» **What is asked**
Omit every picture while repeating the entries exactly.

[Dataset records]
:::::

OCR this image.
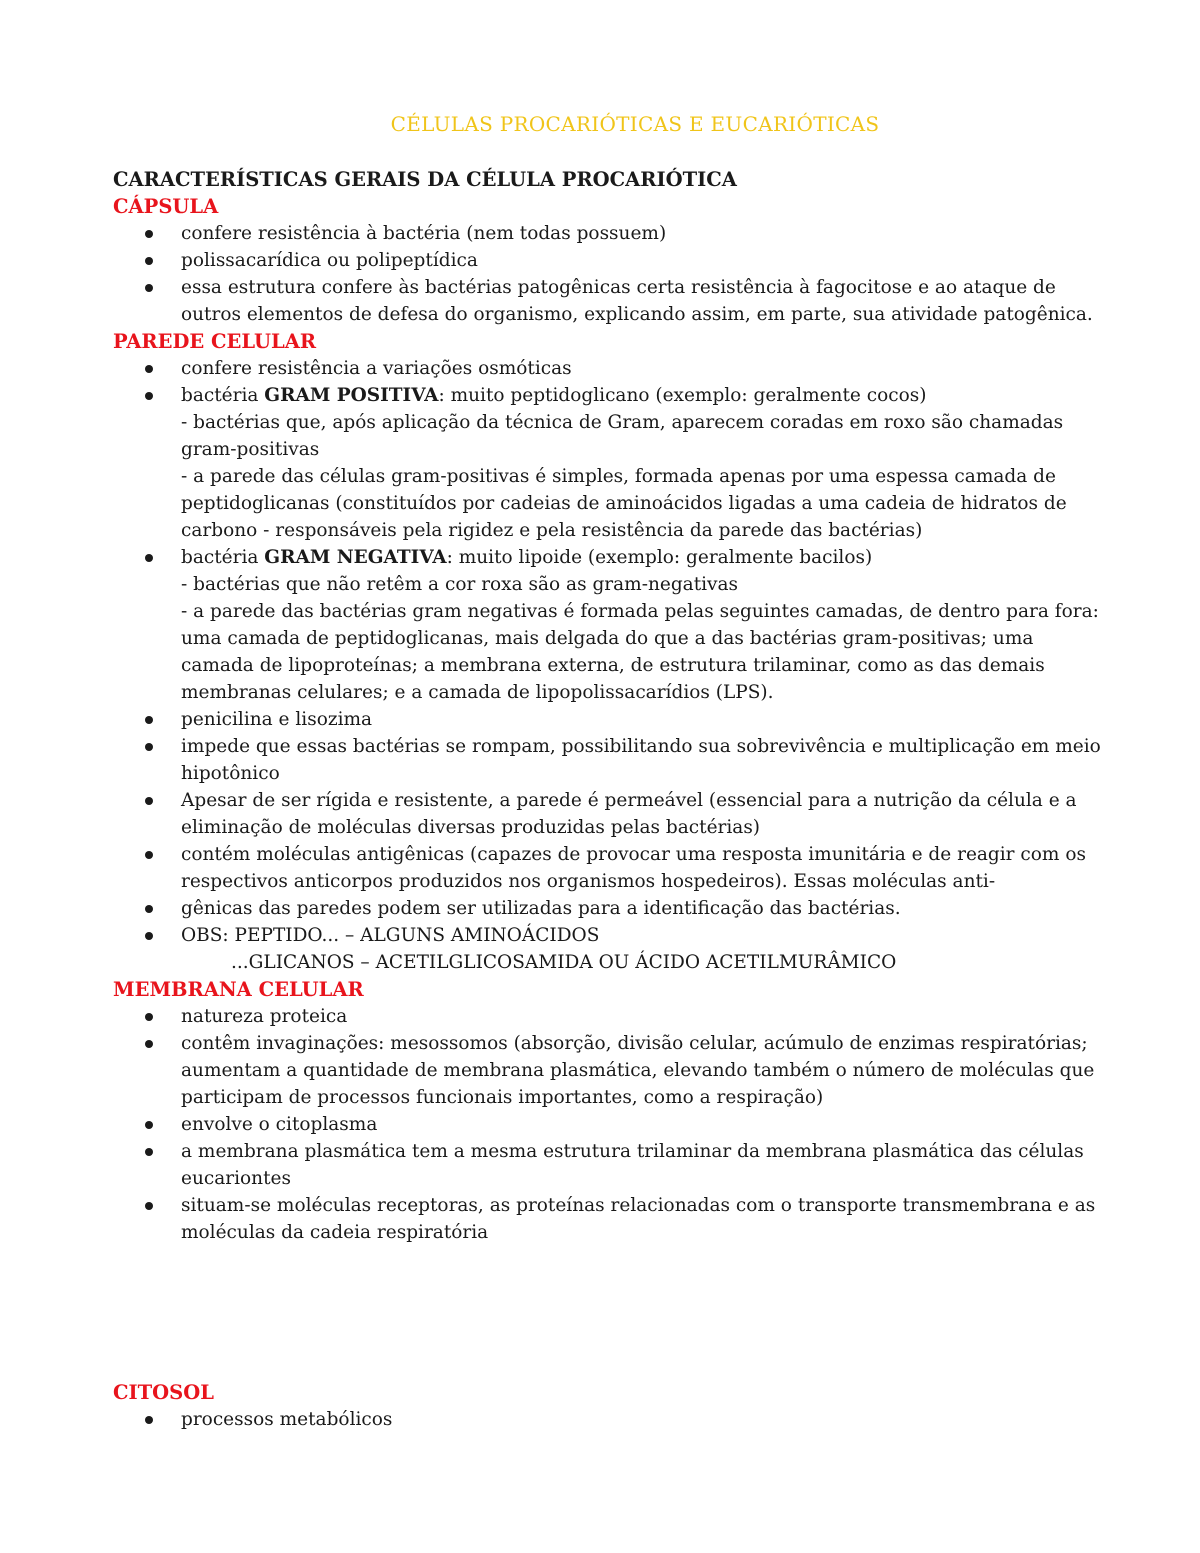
CÉLULAS PROCARIÓTICAS E EUCARIÓTICAS
CARACTERÍSTICAS GERAIS DA CÉLULA PROCARIÓTICA
CÁPSULA
confere resistência à bactéria (nem todas possuem)
polissacarídica ou polipeptídica
essa estrutura confere às bactérias patogênicas certa resistência à fagocitose e ao ataque de outros elementos de defesa do organismo, explicando assim, em parte, sua atividade patogênica.
PAREDE CELULAR
confere resistência a variações osmóticas
bactéria GRAM POSITIVA: muito peptidoglicano (exemplo: geralmente cocos)
- bactérias que, após aplicação da técnica de Gram, aparecem coradas em roxo são chamadas gram-positivas
- a parede das células gram-positivas é simples, formada apenas por uma espessa camada de peptidoglicanas (constituídos por cadeias de aminoácidos ligadas a uma cadeia de hidratos de carbono - responsáveis pela rigidez e pela resistência da parede das bactérias)
bactéria GRAM NEGATIVA: muito lipoide (exemplo: geralmente bacilos)
- bactérias que não retêm a cor roxa são as gram-negativas
- a parede das bactérias gram negativas é formada pelas seguintes camadas, de dentro para fora: uma camada de peptidoglicanas, mais delgada do que a das bactérias gram-positivas; uma camada de lipoproteínas; a membrana externa, de estrutura trilaminar, como as das demais membranas celulares; e a camada de lipopolissacarídios (LPS).
penicilina e lisozima
impede que essas bactérias se rompam, possibilitando sua sobrevivência e multiplicação em meio hipotônico
Apesar de ser rígida e resistente, a parede é permeável (essencial para a nutrição da célula e a eliminação de moléculas diversas produzidas pelas bactérias)
contém moléculas antigênicas (capazes de provocar uma resposta imunitária e de reagir com os respectivos anticorpos produzidos nos organismos hospedeiros). Essas moléculas anti-
gênicas das paredes podem ser utilizadas para a identificação das bactérias.
OBS: PEPTIDO... – ALGUNS AMINOÁCIDOS
...GLICANOS – ACETILGLICOSAMIDA OU ÁCIDO ACETILMURÂMICO
MEMBRANA CELULAR
natureza proteica
contêm invaginações: mesossomos (absorção, divisão celular, acúmulo de enzimas respiratórias; aumentam a quantidade de membrana plasmática, elevando também o número de moléculas que participam de processos funcionais importantes, como a respiração)
envolve o citoplasma
a membrana plasmática tem a mesma estrutura trilaminar da membrana plasmática das células eucariontes
situam-se moléculas receptoras, as proteínas relacionadas com o transporte transmembrana e as moléculas da cadeia respiratória
CITOSOL
processos metabólicos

:::::

» **Task solution**
OCR this image.
CÉLULAS PROCARIÓTICAS E EUCARIÓTICAS
CARACTERÍSTICAS GERAIS DA CÉLULA PROCARIÓTICA
CÁPSULA
confere resistência à bactéria (nem todas possuem)
polissacarídica ou polipeptídica
essa estrutura confere às bactérias patogênicas certa resistência à fagocitose e ao ataque de outros elementos de defesa do organismo, explicando assim, em parte, sua atividade patogênica.
PAREDE CELULAR
confere resistência a variações osmóticas
bactéria GRAM POSITIVA: muito peptidoglicano (exemplo: geralmente cocos)
- bactérias que, após aplicação da técnica de Gram, aparecem coradas em roxo são chamadas gram-positivas
- a parede das células gram-positivas é simples, formada apenas por uma espessa camada de peptidoglicanas (constituídos por cadeias de aminoácidos ligadas a uma cadeia de hidratos de carbono - responsáveis pela rigidez e pela resistência da parede das bactérias)
bactéria GRAM NEGATIVA: muito lipoide (exemplo: geralmente bacilos)
- bactérias que não retêm a cor roxa são as gram-negativas
- a parede das bactérias gram negativas é formada pelas seguintes camadas, de dentro para fora: uma camada de peptidoglicanas, mais delgada do que a das bactérias gram-positivas; uma camada de lipoproteínas; a membrana externa, de estrutura trilaminar, como as das demais membranas celulares; e a camada de lipopolissacarídios (LPS).
penicilina e lisozima
impede que essas bactérias se rompam, possibilitando sua sobrevivência e multiplicação em meio hipotônico
Apesar de ser rígida e resistente, a parede é permeável (essencial para a nutrição da célula e a eliminação de moléculas diversas produzidas pelas bactérias)
contém moléculas antigênicas (capazes de provocar uma resposta imunitária e de reagir com os respectivos anticorpos produzidos nos organismos hospedeiros). Essas moléculas anti-
gênicas das paredes podem ser utilizadas para a identificação das bactérias.
OBS: PEPTIDO... – ALGUNS AMINOÁCIDOS
...GLICANOS – ACETILGLICOSAMIDA OU ÁCIDO ACETILMURÂMICO
MEMBRANA CELULAR
natureza proteica
contêm invaginações: mesossomos (absorção, divisão celular, acúmulo de enzimas respiratórias; aumentam a quantidade de membrana plasmática, elevando também o número de moléculas que participam de processos funcionais importantes, como a respiração)
envolve o citoplasma
a membrana plasmática tem a mesma estrutura trilaminar da membrana plasmática das células eucariontes
situam-se moléculas receptoras, as proteínas relacionadas com o transporte transmembrana e as moléculas da cadeia respiratória
CITOSOL
processos metabólicos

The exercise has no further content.